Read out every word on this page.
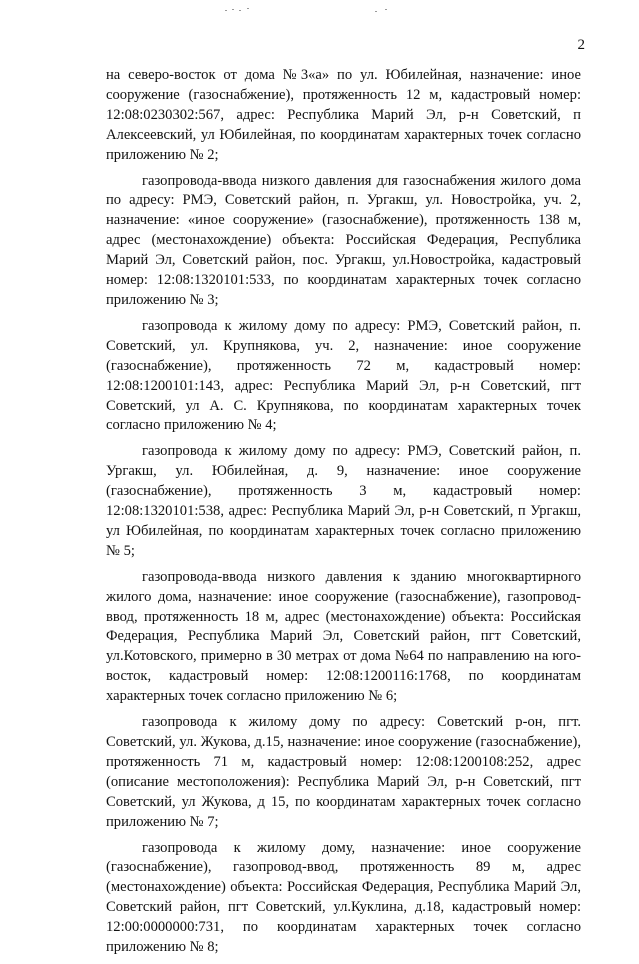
2

на северо-восток от дома №3«а» по ул. Юбилейная, назначение: иное сооружение (газоснабжение), протяженность 12 м, кадастровый номер: 12:08:0230302:567, адрес: Республика Марий Эл, р-н Советский, п Алексеевский, ул Юбилейная, по координатам характерных точек согласно приложению № 2;

газопровода-ввода низкого давления для газоснабжения жилого дома по адресу: РМЭ, Советский район, п. Ургакш, ул. Новостройка, уч. 2, назначение: «иное сооружение» (газоснабжение), протяженность 138 м, адрес (местонахождение) объекта: Российская Федерация, Республика Марий Эл, Советский район, пос. Ургакш, ул.Новостройка, кадастровый номер: 12:08:1320101:533, по координатам характерных точек согласно приложению № 3;

газопровода к жилому дому по адресу: РМЭ, Советский район, п. Советский, ул. Крупнякова, уч. 2, назначение: иное сооружение (газоснабжение), протяженность 72 м, кадастровый номер: 12:08:1200101:143, адрес: Республика Марий Эл, р-н Советский, пгт Советский, ул А. С. Крупнякова, по координатам характерных точек согласно приложению № 4;

газопровода к жилому дому по адресу: РМЭ, Советский район, п. Ургакш, ул. Юбилейная, д. 9, назначение: иное сооружение (газоснабжение), протяженность 3 м, кадастровый номер: 12:08:1320101:538, адрес: Республика Марий Эл, р-н Советский, п Ургакш, ул Юбилейная, по координатам характерных точек согласно приложению № 5;

газопровода-ввода низкого давления к зданию многоквартирного жилого дома, назначение: иное сооружение (газоснабжение), газопровод-ввод, протяженность 18 м, адрес (местонахождение) объекта: Российская Федерация, Республика Марий Эл, Советский район, пгт Советский, ул.Котовского, примерно в 30 метрах от дома №64 по направлению на юго-восток, кадастровый номер: 12:08:1200116:1768, по координатам характерных точек согласно приложению № 6;

газопровода к жилому дому по адресу: Советский р-он, пгт. Советский, ул. Жукова, д.15, назначение: иное сооружение (газоснабжение), протяженность 71 м, кадастровый номер: 12:08:1200108:252, адрес (описание местоположения): Республика Марий Эл, р-н Советский, пгт Советский, ул Жукова, д 15, по координатам характерных точек согласно приложению № 7;

газопровода к жилому дому, назначение: иное сооружение (газоснабжение), газопровод-ввод, протяженность 89 м, адрес (местонахождение) объекта: Российская Федерация, Республика Марий Эл, Советский район, пгт Советский, ул.Куклина, д.18, кадастровый номер: 12:00:0000000:731, по координатам характерных точек согласно приложению № 8;
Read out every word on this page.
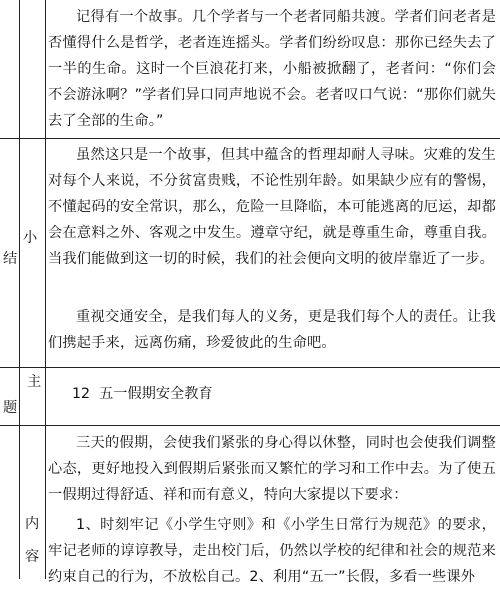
记得有一个故事。几个学者与一个老者同船共渡。学者们问老者是否懂得什么是哲学，老者连连摇头。学者们纷纷叹息：那你已经失去了一半的生命。这时一个巨浪花打来，小船被掀翻了，老者问：“你们会不会游泳啊？”学者们异口同声地说不会。老者叹口气说：“那你们就失去了全部的生命。”
小
结
虽然这只是一个故事，但其中蕴含的哲理却耐人寻味。灾难的发生对每个人来说，不分贫富贵贱，不论性别年龄。如果缺少应有的警惕，不懂起码的安全常识，那么，危险一旦降临，本可能逃离的厄运，却都会在意料之外、客观之中发生。遵章守纪，就是尊重生命，尊重自我。当我们能做到这一切的时候，我们的社会便向文明的彼岸靠近了一步。
重视交通安全，是我们每人的义务，更是我们每个人的责任。让我们携起手来，远离伤痛，珍爱彼此的生命吧。
主
题
12  五一假期安全教育
内
容
三天的假期，会使我们紧张的身心得以休整，同时也会使我们调整心态，更好地投入到假期后紧张而又繁忙的学习和工作中去。为了使五一假期过得舒适、祥和而有意义，特向大家提以下要求：
1、时刻牢记《小学生守则》和《小学生日常行为规范》的要求，牢记老师的谆谆教导，走出校门后，仍然以学校的纪律和社会的规范来约束自己的行为，不放松自己。2、利用“五一”长假，多看一些课外
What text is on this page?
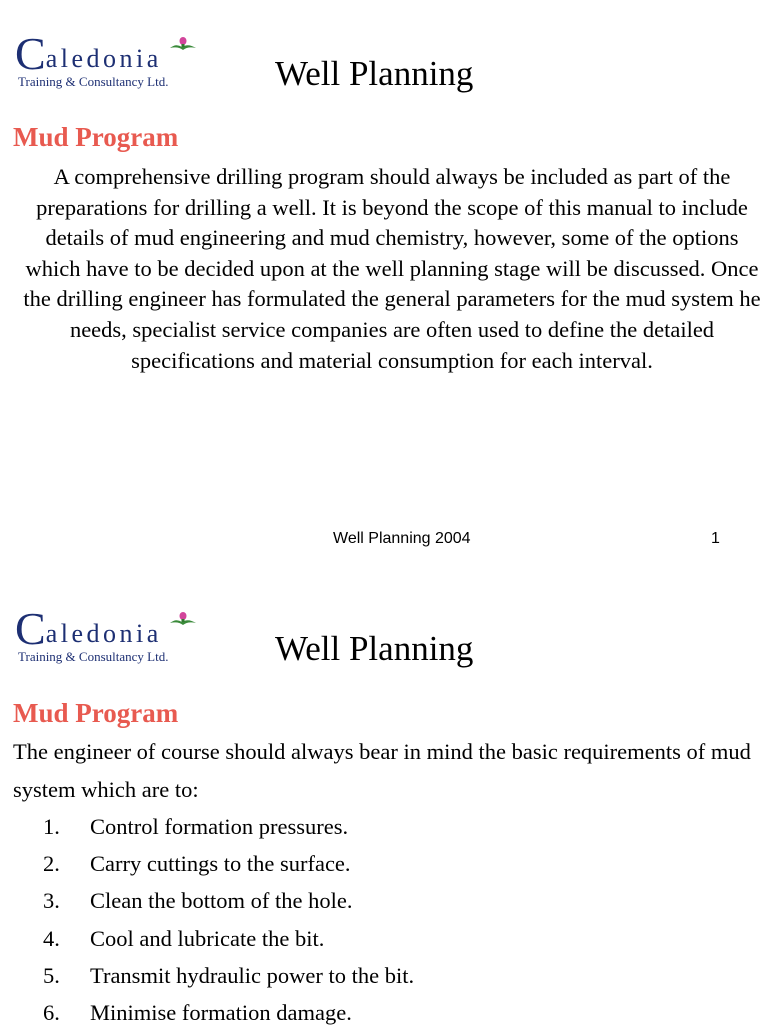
Caledonia
Training & Consultancy Ltd.	Well Planning
Mud Program
A comprehensive drilling program should always be included as part of the preparations for drilling a well. It is beyond the scope of this manual to include details of mud engineering and mud chemistry, however, some of the options which have to be decided upon at the well planning stage will be discussed. Once the drilling engineer has formulated the general parameters for the mud system he needs, specialist service companies are often used to define the detailed specifications and material consumption for each interval.
Well Planning 2004	1
Caledonia
Training & Consultancy Ltd.	Well Planning
Mud Program
The engineer of course should always bear in mind the basic requirements of mud system which are to:
1. Control formation pressures.
2. Carry cuttings to the surface.
3. Clean the bottom of the hole.
4. Cool and lubricate the bit.
5. Transmit hydraulic power to the bit.
6. Minimise formation damage.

- Job
Transcribe the preceding listing in its entirety and with exact wording, leaving out pictures.

- Result of this task
Read out every word on this page.
2

на северо-восток от дома №3«а» по ул. Юбилейная, назначение: иное сооружение (газоснабжение), протяженность 12 м, кадастровый номер: 12:08:0230302:567, адрес: Республика Марий Эл, р-н Советский, п Алексеевский, ул Юбилейная, по координатам характерных точек согласно приложению № 2;

газопровода-ввода низкого давления для газоснабжения жилого дома по адресу: РМЭ, Советский район, п. Ургакш, ул. Новостройка, уч. 2, назначение: «иное сооружение» (газоснабжение), протяженность 138 м, адрес (местонахождение) объекта: Российская Федерация, Республика Марий Эл, Советский район, пос. Ургакш, ул.Новостройка, кадастровый номер: 12:08:1320101:533, по координатам характерных точек согласно приложению № 3;

газопровода к жилому дому по адресу: РМЭ, Советский район, п. Советский, ул. Крупнякова, уч. 2, назначение: иное сооружение (газоснабжение), протяженность 72 м, кадастровый номер: 12:08:1200101:143, адрес: Республика Марий Эл, р-н Советский, пгт Советский, ул А. С. Крупнякова, по координатам характерных точек согласно приложению № 4;

газопровода к жилому дому по адресу: РМЭ, Советский район, п. Ургакш, ул. Юбилейная, д. 9, назначение: иное сооружение (газоснабжение), протяженность 3 м, кадастровый номер: 12:08:1320101:538, адрес: Республика Марий Эл, р-н Советский, п Ургакш, ул Юбилейная, по координатам характерных точек согласно приложению № 5;

газопровода-ввода низкого давления к зданию многоквартирного жилого дома, назначение: иное сооружение (газоснабжение), газопровод-ввод, протяженность 18 м, адрес (местонахождение) объекта: Российская Федерация, Республика Марий Эл, Советский район, пгт Советский, ул.Котовского, примерно в 30 метрах от дома №64 по направлению на юго-восток, кадастровый номер: 12:08:1200116:1768, по координатам характерных точек согласно приложению № 6;

газопровода к жилому дому по адресу: Советский р-он, пгт. Советский, ул. Жукова, д.15, назначение: иное сооружение (газоснабжение), протяженность 71 м, кадастровый номер: 12:08:1200108:252, адрес (описание местоположения): Республика Марий Эл, р-н Советский, пгт Советский, ул Жукова, д 15, по координатам характерных точек согласно приложению № 7;

газопровода к жилому дому, назначение: иное сооружение (газоснабжение), газопровод-ввод, протяженность 89 м, адрес (местонахождение) объекта: Российская Федерация, Республика Марий Эл, Советский район, пгт Советский, ул.Куклина, д.18, кадастровый номер: 12:00:0000000:731, по координатам характерных точек согласно приложению № 8;
Read out every word on this page.
记得有一个故事。几个学者与一个老者同船共渡。学者们问老者是否懂得什么是哲学，老者连连摇头。学者们纷纷叹息：那你已经失去了一半的生命。这时一个巨浪花打来，小船被掀翻了，老者问：“你们会不会游泳啊？”学者们异口同声地说不会。老者叹口气说：“那你们就失去了全部的生命。”
小
结
虽然这只是一个故事，但其中蕴含的哲理却耐人寻味。灾难的发生对每个人来说，不分贫富贵贱，不论性别年龄。如果缺少应有的警惕，不懂起码的安全常识，那么，危险一旦降临，本可能逃离的厄运，却都会在意料之外、客观之中发生。遵章守纪，就是尊重生命，尊重自我。当我们能做到这一切的时候，我们的社会便向文明的彼岸靠近了一步。
重视交通安全，是我们每人的义务，更是我们每个人的责任。让我们携起手来，远离伤痛，珍爱彼此的生命吧。
主
题
12  五一假期安全教育
内
容
三天的假期，会使我们紧张的身心得以休整，同时也会使我们调整心态，更好地投入到假期后紧张而又繁忙的学习和工作中去。为了使五一假期过得舒适、祥和而有意义，特向大家提以下要求：
1、时刻牢记《小学生守则》和《小学生日常行为规范》的要求，牢记老师的谆谆教导，走出校门后，仍然以学校的纪律和社会的规范来约束自己的行为，不放松自己。2、利用“五一”长假，多看一些课外
What text is on this page?
Caledonia
Training & Consultancy Ltd.	Well Planning
Mud Program
A comprehensive drilling program should always be included as part of the preparations for drilling a well. It is beyond the scope of this manual to include details of mud engineering and mud chemistry, however, some of the options which have to be decided upon at the well planning stage will be discussed. Once the drilling engineer has formulated the general parameters for the mud system he needs, specialist service companies are often used to define the detailed specifications and material consumption for each interval.
Well Planning 2004	1
Caledonia
Training & Consultancy Ltd.	Well Planning
Mud Program
The engineer of course should always bear in mind the basic requirements of mud system which are to:
1. Control formation pressures.
2. Carry cuttings to the surface.
3. Clean the bottom of the hole.
4. Cool and lubricate the bit.
5. Transmit hydraulic power to the bit.
6. Minimise formation damage.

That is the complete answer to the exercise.